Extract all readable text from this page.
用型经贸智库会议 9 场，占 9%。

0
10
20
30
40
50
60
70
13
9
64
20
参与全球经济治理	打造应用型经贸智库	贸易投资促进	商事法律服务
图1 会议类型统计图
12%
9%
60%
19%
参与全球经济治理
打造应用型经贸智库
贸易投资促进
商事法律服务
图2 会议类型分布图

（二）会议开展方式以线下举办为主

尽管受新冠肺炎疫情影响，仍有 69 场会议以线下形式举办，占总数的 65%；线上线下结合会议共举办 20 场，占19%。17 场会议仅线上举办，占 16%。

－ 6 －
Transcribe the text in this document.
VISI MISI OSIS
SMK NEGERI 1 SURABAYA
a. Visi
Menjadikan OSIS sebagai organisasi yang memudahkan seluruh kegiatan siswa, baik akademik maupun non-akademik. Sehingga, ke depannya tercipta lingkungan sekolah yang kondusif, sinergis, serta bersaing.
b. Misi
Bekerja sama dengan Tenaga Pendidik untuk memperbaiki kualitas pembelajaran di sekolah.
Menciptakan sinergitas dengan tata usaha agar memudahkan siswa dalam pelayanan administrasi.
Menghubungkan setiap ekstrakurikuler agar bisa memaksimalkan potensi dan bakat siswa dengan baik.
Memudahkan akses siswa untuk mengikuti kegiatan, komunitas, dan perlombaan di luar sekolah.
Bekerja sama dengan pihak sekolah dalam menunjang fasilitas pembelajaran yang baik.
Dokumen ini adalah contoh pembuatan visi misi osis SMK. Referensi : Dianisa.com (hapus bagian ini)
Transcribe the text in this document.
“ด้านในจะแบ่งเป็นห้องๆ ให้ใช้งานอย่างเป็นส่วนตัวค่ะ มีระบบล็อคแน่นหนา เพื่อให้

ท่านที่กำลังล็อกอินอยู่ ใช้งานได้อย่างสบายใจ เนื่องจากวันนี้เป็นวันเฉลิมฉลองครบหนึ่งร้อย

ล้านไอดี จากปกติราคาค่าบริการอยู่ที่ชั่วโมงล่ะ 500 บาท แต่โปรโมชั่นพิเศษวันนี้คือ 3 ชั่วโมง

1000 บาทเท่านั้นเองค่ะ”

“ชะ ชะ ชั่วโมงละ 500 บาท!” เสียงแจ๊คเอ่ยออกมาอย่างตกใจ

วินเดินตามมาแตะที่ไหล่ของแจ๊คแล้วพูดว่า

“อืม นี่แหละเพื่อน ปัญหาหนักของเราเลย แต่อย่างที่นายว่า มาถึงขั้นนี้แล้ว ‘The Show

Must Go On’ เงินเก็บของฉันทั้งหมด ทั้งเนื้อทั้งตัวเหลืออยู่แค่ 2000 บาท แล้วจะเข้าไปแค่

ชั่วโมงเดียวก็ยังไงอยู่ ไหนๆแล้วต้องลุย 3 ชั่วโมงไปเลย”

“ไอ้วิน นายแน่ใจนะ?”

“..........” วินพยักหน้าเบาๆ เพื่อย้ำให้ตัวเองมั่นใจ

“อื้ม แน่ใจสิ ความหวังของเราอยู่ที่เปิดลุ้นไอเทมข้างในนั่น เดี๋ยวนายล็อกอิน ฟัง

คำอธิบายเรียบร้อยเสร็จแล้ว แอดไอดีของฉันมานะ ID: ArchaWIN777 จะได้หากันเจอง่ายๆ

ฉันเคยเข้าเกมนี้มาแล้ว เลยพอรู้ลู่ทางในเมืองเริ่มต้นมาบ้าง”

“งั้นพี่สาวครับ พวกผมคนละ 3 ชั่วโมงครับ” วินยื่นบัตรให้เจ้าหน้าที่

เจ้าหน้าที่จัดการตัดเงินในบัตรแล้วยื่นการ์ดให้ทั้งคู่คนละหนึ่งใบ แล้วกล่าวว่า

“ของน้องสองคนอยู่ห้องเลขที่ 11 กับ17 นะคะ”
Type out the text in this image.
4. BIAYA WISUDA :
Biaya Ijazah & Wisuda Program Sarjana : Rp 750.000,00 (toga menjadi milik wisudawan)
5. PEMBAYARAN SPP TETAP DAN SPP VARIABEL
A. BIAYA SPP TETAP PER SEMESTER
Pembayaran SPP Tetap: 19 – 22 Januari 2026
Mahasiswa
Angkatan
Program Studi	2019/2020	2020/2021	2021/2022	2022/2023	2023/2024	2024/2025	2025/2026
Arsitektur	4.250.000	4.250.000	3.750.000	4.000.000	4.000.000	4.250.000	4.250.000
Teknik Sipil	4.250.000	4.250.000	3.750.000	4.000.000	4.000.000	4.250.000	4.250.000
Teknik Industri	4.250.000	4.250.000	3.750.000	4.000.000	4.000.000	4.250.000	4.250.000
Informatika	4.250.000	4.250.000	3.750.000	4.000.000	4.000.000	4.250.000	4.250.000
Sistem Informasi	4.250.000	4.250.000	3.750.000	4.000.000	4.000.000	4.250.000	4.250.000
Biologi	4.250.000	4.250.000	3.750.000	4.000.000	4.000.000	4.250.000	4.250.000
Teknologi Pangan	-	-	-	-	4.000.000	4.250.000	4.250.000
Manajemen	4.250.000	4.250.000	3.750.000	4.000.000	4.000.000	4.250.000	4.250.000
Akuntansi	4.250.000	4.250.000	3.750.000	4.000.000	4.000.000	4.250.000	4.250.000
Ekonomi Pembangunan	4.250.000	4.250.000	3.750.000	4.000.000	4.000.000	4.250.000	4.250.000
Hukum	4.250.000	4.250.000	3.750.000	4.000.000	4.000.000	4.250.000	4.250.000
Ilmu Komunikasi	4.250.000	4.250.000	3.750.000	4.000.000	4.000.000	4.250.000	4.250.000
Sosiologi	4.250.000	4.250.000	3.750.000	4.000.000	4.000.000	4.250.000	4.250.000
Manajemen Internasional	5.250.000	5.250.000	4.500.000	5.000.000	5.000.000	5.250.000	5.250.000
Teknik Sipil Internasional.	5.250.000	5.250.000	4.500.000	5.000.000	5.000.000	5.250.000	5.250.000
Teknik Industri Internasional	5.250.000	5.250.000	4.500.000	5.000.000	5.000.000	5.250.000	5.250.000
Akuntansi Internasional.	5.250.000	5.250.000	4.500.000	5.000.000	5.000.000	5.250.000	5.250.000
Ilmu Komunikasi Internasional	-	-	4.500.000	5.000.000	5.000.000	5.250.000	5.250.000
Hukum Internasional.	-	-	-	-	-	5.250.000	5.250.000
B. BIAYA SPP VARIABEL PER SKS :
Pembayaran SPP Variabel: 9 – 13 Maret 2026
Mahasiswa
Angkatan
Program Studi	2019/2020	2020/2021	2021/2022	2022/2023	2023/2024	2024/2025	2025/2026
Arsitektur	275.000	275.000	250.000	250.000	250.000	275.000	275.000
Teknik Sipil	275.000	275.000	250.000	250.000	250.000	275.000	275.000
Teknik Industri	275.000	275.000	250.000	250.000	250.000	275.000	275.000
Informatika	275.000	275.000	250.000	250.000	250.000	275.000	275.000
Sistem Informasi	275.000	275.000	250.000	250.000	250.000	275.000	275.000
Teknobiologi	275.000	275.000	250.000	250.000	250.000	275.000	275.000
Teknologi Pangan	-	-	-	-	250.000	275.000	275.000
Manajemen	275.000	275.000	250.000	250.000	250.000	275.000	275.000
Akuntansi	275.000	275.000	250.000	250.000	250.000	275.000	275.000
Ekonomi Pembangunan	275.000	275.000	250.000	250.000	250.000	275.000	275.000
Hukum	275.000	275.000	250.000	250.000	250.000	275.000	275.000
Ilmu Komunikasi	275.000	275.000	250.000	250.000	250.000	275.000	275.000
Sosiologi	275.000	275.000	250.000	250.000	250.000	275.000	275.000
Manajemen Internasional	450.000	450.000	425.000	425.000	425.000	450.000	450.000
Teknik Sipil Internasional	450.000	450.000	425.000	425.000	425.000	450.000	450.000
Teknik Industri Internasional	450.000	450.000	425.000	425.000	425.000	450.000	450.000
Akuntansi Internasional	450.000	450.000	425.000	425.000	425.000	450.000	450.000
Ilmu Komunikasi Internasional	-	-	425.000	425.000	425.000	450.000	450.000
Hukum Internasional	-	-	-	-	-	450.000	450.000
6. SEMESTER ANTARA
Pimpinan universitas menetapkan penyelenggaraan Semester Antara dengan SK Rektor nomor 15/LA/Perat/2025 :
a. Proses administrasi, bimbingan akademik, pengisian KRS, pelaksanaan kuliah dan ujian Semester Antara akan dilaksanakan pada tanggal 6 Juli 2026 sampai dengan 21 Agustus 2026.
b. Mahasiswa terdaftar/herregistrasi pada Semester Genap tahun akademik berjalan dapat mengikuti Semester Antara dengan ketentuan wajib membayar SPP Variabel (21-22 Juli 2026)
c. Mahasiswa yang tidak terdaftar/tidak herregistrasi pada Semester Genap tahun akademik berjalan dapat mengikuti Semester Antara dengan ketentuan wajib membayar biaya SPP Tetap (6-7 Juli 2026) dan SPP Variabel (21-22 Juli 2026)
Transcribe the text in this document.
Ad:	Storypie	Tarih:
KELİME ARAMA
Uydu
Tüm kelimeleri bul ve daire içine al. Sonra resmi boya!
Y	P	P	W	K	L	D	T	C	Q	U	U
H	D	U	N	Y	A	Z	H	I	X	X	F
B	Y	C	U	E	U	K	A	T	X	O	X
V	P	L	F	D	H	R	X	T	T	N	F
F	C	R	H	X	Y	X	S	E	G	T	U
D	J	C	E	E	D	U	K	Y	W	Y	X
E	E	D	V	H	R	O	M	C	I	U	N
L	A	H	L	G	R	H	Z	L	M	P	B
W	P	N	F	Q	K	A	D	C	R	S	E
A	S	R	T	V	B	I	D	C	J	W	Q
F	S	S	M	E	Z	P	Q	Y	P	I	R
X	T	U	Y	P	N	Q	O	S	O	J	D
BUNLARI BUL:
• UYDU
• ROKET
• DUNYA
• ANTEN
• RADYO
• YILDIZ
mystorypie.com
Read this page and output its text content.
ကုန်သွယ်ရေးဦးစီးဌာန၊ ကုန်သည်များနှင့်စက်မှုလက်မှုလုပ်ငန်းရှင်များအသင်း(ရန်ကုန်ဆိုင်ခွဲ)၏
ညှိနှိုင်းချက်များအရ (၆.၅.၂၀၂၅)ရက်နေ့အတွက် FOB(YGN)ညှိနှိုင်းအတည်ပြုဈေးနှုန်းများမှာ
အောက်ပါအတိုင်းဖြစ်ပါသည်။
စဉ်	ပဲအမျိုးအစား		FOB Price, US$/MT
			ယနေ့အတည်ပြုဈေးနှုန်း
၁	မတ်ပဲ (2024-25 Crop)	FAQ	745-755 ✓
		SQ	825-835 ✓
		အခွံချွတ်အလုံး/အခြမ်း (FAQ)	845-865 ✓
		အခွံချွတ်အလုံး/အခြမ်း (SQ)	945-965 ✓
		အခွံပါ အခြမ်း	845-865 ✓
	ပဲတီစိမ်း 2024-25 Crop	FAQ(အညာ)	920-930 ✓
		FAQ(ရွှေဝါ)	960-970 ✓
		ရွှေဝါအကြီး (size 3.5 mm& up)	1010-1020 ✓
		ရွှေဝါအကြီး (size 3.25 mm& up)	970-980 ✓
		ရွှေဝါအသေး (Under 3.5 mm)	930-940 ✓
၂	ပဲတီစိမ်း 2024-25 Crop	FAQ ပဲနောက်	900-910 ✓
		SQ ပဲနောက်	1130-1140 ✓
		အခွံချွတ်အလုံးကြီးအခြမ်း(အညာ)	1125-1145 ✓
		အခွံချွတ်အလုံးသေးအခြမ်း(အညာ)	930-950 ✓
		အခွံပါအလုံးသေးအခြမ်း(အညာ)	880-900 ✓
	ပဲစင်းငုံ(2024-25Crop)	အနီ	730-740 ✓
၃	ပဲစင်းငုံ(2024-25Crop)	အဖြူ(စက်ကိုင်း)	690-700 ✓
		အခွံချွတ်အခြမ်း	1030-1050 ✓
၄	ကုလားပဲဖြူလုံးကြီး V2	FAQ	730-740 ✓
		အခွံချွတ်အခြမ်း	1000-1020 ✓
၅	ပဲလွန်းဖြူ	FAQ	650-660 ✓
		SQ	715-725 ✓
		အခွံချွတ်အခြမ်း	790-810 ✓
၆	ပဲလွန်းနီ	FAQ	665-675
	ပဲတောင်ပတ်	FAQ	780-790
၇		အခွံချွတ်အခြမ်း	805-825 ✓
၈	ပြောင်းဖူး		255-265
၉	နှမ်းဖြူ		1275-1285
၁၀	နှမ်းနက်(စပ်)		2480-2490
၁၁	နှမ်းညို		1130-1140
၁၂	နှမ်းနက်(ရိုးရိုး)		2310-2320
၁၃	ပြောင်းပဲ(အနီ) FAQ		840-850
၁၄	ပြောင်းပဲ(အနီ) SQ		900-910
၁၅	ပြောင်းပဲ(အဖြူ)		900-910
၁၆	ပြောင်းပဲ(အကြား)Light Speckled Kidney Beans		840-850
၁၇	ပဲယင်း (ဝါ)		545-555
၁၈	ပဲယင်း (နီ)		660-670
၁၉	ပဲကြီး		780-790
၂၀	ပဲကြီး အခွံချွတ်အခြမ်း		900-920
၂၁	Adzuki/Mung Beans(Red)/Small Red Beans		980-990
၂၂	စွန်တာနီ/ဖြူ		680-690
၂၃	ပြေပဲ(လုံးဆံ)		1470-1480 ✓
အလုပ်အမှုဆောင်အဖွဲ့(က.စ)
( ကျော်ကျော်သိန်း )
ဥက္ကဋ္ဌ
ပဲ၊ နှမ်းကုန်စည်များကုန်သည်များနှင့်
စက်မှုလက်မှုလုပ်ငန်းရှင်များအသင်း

▶ Given exercise: Tally up the lines with the word "Informatika" in them, and answer with that number by itself.

▶ Exercise solution: 2